EXCERPTED TEXT below:

During a Senate Appropriations Committee hearing on Wednesday, Sen. Jerry Moran (R-KS) asked Director of the National Institute of Diabetes and Digestive and Kidney Diseases Dr. Griffin Rodgers about the future of type 1 diabetes research.
00:00Senator Moran. Chairman Collins, thank you very much for this hearing. Generally in the Senate I feel like I'm at least the same age as my colleagues. I don't feel old. In today's hearing I feel significantly older than the audience, but I'm delighted that you're all here, and your presence makes a difference.
00:18It highlights for us on a regular basis the importance of medical research, and it's always useful for us to see the individual lives that are impacted. Things can be about numbers and they can be about dollars, but in order to get our attention and get the necessary action on our part, it's useful to see that humans, our friends, our neighbors, our constituents, our family members are impacted.
00:48So I appreciate all of you being here today and making the case for sufficient resources necessary. And while Senator Collins has not yet introduced her bill, she has announced the intended introduction, and Senator Collins, I won't say that I'm going to co-sponsor the bill until I meet with my juvenile diabetes kids from Kansas so I can tell them first.

End of EXCERPTED TEXT.

> **WORK REQUIRED**: Extend the Senate hearing transcript on type 1 diabetes research, starting right after Senator Moran says he wants to tell the juvenile diabetes kids from Kansas first.

GIVEN DATA below:

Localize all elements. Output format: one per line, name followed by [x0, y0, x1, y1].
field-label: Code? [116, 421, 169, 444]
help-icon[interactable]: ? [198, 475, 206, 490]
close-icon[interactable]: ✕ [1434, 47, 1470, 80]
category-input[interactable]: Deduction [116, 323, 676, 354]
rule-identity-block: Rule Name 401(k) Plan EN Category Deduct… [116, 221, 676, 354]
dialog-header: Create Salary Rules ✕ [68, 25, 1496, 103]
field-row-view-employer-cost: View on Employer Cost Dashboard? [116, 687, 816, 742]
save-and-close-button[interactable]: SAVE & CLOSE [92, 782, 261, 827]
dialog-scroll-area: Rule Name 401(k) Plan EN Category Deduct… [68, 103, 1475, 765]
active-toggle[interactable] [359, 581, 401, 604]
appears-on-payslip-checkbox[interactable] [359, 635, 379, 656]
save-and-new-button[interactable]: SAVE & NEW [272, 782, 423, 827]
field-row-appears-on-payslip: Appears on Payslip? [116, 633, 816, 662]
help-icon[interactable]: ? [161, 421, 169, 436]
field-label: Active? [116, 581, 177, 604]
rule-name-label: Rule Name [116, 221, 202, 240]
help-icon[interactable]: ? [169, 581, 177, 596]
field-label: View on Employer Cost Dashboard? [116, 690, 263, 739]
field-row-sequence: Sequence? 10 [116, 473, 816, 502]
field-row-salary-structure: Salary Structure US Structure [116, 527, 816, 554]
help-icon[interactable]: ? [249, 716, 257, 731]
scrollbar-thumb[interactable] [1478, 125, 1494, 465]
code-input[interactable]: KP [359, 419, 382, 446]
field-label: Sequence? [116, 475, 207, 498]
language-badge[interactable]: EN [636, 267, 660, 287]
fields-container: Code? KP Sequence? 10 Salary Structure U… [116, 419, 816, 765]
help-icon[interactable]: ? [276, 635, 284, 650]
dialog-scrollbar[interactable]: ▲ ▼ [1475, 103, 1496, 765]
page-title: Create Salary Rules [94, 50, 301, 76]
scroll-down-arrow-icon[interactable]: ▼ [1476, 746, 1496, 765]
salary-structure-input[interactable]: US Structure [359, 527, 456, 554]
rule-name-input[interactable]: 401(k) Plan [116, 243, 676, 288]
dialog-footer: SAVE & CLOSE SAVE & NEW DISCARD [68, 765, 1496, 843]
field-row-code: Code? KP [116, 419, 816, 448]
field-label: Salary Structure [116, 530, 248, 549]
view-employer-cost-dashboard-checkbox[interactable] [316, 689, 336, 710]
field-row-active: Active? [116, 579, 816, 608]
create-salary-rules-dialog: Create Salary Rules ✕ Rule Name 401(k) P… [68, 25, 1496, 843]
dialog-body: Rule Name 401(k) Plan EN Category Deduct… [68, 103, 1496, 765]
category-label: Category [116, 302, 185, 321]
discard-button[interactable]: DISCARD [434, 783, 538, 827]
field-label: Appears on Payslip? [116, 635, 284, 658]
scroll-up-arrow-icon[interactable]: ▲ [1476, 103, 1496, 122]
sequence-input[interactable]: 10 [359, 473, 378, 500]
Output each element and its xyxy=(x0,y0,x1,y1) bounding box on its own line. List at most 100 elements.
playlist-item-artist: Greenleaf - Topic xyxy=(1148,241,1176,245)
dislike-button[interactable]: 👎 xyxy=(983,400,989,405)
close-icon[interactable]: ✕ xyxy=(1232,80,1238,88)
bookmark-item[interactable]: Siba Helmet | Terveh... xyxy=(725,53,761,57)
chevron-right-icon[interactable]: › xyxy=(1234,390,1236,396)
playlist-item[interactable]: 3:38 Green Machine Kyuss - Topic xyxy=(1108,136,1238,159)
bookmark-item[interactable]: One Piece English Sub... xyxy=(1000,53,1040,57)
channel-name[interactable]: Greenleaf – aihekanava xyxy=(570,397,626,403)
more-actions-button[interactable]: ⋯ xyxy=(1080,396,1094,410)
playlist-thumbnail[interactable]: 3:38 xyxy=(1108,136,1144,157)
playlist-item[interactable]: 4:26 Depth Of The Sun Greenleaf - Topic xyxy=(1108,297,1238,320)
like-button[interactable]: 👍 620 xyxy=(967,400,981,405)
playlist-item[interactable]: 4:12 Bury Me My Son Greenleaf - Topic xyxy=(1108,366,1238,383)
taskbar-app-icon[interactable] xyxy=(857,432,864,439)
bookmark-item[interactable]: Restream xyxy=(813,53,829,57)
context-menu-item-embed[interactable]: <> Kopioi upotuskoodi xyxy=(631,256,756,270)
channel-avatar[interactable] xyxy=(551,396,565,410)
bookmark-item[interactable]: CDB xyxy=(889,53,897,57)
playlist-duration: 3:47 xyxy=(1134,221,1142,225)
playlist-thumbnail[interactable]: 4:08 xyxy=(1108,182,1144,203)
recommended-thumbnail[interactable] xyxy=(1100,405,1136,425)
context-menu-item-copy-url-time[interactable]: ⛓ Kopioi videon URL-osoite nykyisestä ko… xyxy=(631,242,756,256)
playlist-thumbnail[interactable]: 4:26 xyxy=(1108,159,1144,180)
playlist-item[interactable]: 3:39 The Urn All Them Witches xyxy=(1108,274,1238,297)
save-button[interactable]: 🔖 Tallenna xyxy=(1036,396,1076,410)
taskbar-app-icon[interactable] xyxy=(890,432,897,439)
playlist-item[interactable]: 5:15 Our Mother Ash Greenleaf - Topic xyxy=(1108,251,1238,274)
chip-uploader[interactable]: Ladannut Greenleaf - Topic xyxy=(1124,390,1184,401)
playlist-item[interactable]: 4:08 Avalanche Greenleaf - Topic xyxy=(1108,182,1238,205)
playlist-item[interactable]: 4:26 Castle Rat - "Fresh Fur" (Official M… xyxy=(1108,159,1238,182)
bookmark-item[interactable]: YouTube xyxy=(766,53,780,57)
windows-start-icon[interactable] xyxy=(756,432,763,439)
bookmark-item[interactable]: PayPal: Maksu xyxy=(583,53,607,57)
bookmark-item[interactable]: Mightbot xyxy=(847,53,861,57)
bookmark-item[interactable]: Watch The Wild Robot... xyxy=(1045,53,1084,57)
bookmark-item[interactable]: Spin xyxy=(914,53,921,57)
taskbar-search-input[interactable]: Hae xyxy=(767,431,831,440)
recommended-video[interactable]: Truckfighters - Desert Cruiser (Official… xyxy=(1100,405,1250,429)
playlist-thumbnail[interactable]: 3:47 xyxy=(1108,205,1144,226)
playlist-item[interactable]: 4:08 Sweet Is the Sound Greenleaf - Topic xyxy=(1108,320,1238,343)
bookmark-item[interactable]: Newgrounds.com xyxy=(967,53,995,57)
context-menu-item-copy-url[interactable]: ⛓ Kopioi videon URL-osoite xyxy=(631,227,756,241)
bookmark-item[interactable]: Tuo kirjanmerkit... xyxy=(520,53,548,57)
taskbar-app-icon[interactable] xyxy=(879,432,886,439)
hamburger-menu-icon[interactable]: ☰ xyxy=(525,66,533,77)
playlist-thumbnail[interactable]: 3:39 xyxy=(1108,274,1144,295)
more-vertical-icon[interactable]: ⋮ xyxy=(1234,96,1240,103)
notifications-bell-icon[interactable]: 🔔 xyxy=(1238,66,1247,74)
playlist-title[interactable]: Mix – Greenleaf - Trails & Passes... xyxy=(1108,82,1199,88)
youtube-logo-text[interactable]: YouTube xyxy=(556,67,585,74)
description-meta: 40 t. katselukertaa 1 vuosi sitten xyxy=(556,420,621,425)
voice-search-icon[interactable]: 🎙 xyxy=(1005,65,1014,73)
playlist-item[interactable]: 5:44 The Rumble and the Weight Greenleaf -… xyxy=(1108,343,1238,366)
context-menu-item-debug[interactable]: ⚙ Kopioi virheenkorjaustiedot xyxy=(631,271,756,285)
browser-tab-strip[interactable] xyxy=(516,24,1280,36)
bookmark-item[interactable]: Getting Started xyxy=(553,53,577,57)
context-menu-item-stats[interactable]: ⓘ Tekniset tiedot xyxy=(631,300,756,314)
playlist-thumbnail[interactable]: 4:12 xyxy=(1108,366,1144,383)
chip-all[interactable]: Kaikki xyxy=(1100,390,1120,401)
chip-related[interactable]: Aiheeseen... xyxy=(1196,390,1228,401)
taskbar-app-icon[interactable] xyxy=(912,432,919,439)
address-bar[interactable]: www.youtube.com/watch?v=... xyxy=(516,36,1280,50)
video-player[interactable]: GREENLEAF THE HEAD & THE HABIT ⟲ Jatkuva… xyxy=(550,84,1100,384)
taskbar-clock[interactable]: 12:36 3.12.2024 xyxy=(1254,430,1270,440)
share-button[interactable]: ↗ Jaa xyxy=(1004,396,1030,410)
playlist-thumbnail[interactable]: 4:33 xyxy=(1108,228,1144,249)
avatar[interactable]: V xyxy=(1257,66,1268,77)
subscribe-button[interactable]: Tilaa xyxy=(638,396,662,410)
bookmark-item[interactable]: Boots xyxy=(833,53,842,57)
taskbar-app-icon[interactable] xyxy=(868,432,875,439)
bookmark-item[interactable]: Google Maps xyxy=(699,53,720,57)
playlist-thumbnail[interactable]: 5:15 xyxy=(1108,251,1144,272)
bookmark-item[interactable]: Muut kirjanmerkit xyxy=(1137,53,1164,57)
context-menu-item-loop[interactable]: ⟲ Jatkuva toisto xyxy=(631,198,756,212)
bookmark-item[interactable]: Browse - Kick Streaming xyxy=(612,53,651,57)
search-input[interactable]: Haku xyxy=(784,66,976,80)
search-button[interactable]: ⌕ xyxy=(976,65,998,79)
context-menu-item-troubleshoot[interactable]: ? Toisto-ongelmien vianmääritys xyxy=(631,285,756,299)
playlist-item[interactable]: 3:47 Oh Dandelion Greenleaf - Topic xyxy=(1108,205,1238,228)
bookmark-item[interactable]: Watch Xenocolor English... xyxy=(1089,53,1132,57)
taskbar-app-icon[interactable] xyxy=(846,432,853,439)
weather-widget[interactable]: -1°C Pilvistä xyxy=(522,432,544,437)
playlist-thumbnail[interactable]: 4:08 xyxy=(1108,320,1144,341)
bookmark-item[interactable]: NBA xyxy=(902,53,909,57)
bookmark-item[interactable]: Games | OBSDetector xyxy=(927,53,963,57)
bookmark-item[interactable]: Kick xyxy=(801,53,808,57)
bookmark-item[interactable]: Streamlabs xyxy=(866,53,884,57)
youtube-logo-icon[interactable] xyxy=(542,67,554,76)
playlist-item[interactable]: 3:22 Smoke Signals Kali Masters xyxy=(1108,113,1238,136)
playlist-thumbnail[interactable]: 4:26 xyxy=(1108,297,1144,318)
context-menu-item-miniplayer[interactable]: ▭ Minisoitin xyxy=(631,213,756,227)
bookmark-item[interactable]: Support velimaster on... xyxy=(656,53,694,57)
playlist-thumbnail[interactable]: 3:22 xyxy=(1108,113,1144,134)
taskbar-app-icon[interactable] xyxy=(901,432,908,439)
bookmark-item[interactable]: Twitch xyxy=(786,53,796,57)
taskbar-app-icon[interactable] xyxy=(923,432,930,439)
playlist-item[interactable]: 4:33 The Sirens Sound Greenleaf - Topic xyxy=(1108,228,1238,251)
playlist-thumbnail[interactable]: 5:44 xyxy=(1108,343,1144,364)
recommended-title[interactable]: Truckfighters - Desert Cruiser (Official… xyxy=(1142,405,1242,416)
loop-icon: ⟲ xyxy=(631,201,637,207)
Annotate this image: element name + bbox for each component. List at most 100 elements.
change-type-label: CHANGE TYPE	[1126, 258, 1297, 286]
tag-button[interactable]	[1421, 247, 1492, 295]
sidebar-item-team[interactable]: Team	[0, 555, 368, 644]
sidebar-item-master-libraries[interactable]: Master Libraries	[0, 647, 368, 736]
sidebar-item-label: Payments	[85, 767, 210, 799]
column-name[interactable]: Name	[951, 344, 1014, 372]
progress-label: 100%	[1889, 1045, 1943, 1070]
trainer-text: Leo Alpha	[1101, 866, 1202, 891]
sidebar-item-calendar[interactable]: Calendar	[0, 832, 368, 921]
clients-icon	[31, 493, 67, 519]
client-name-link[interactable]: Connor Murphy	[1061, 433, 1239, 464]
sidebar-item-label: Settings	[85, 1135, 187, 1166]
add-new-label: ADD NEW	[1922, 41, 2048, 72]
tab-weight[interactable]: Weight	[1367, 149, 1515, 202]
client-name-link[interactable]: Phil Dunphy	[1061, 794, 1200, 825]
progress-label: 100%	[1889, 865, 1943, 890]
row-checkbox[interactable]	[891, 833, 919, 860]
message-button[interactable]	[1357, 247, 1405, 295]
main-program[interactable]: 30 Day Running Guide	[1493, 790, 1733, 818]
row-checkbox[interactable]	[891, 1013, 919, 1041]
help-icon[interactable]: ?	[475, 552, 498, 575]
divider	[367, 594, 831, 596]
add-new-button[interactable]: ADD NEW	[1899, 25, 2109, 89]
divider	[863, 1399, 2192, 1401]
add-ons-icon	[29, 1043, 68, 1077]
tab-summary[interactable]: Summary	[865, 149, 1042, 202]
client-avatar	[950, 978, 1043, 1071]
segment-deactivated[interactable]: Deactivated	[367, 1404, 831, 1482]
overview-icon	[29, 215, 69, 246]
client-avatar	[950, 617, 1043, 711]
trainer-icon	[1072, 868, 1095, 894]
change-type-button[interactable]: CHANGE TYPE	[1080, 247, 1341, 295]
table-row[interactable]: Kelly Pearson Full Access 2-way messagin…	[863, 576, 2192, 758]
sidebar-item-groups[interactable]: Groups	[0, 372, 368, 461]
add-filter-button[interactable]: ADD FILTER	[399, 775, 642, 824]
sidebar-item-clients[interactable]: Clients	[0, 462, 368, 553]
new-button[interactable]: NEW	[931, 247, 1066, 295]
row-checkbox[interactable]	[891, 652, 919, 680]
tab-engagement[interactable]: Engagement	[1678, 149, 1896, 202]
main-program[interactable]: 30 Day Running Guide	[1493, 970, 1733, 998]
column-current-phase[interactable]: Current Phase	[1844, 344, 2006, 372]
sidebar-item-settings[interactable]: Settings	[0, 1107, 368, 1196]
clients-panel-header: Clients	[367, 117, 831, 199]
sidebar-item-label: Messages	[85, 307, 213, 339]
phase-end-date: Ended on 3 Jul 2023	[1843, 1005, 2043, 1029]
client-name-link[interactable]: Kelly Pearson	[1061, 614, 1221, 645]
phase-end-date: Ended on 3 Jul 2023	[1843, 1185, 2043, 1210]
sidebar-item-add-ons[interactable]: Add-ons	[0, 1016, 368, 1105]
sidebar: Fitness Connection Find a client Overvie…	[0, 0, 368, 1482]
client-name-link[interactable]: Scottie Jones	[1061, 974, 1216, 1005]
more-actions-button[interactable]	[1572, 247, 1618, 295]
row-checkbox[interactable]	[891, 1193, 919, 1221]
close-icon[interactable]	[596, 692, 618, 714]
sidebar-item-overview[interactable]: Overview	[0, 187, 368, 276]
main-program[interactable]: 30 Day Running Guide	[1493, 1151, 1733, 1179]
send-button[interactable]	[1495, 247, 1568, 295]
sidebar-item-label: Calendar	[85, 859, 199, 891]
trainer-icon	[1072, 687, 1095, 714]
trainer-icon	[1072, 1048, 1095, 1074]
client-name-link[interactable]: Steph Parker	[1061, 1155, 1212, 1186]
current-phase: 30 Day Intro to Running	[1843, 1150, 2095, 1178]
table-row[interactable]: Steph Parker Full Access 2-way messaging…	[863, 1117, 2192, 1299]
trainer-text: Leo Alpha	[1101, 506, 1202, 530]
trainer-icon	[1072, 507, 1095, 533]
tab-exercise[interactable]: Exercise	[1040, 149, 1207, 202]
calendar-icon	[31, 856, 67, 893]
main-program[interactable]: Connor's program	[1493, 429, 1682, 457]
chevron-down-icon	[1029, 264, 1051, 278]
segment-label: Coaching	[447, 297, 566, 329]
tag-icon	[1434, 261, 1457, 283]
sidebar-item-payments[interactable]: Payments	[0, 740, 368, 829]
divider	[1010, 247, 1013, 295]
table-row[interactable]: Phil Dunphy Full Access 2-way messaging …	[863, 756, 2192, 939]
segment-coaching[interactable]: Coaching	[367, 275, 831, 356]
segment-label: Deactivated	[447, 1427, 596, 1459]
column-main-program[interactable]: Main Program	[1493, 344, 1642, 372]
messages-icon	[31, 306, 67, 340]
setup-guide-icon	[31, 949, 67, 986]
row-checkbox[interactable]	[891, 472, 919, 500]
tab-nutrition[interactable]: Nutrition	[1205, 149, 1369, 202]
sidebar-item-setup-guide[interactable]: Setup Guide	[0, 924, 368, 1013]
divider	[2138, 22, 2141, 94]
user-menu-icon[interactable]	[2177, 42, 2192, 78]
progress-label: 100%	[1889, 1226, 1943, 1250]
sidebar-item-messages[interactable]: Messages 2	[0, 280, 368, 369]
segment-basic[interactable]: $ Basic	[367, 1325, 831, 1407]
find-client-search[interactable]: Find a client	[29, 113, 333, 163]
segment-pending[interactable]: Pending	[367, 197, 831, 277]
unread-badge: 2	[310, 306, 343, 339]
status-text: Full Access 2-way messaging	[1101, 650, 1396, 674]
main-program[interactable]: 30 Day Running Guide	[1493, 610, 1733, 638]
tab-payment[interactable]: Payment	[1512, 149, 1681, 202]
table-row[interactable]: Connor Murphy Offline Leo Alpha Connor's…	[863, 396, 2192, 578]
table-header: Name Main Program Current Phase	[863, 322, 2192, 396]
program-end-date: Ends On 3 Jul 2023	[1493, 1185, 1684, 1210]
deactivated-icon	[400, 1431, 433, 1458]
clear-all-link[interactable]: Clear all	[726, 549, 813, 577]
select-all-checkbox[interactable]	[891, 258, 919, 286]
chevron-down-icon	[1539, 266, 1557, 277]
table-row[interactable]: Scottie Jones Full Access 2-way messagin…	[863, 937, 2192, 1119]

End of GIVEN DATA.

> **EXERCISE OUTPUT**:
01:15But trusting your judgment and your expertise and your expertise and knowledge that you and Senator Shaheen, your dedication, there's a likely supporter from Kansas for the passage of this legislation.
01:29And so, again, I'm delighted that thank you.
01:40There are many things about working in the United States Senate, being a member of Congress, that bring challenges to them. This is one of them. But this is the circumstance in which most of us, if not all of us, get significant reward when we see the opportunities we have to make a difference in the world.
01:57And I've said numerous times when we've debated and discussed funding and support for NIH, the business that we're in and the same business we're in this morning is to provide hope, hope that there's a brighter future, hope that there's fewer people affected by diabetes, hopeful that the cures and treatments are more effective, and that we can rid ourselves, our families and our children from juvenile diabetes.
02:21So I'm really pleased to be here and lend my support to this effort.
02:28Dr. Rogers, you've been an expert, provided your expertise. I thank you for your public service and commitment to finding cures and treatments.
02:37Tell me, if you would, you've been here since 2007. What's the most impactful advances in understanding and treating type 1 diabetes that you've had in your tenure? But more importantly, tell me what the future looks like.
02:58Well, thank you, Senator Moran, for that question. I think I would just highlight a few, some of which I mentioned in my opening statement.
03:07The idea now in this period of time that we actually have a drug available that's FDA approved that can prevent by at least three years and a substantial number of individuals the development of clinical type 1 diabetes I think is a very important advance.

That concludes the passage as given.